Request: Only a number is wanted. Count the lines holding the string "jpeg".

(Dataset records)

********

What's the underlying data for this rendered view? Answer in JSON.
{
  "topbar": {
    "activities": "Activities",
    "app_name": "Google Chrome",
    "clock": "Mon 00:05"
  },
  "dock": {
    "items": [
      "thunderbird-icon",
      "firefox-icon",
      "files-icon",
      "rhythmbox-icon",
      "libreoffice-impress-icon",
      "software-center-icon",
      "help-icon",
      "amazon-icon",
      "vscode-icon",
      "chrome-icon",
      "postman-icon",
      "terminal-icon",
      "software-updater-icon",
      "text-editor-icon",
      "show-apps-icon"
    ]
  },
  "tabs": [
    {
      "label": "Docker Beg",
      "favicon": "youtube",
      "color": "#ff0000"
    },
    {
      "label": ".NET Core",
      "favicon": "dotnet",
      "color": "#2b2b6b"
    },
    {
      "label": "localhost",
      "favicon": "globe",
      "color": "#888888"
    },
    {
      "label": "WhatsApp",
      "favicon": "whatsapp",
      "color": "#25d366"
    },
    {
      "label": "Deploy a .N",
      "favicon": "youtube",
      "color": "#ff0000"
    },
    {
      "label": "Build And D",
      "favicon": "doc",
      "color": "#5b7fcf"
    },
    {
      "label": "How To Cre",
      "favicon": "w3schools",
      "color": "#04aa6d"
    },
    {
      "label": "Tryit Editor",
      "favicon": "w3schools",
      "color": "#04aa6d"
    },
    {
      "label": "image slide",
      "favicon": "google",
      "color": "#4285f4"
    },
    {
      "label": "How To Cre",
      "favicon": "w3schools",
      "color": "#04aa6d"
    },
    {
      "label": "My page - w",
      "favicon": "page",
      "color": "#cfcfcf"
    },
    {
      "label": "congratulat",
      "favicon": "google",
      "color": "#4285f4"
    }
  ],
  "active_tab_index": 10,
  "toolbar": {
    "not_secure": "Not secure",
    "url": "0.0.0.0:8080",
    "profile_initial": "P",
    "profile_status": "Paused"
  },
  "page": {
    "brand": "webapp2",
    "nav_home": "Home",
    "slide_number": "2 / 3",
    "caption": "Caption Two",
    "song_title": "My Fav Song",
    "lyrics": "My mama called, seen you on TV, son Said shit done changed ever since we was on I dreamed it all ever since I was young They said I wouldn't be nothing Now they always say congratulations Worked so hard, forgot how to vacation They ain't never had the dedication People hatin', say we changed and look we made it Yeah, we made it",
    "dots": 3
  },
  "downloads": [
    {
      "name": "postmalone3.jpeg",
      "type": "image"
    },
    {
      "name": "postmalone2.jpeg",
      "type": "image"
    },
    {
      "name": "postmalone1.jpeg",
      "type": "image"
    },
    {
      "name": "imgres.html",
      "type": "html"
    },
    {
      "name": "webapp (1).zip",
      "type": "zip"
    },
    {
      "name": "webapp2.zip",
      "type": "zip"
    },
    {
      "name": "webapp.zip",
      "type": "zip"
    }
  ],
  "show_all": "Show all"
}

********

Written response: 3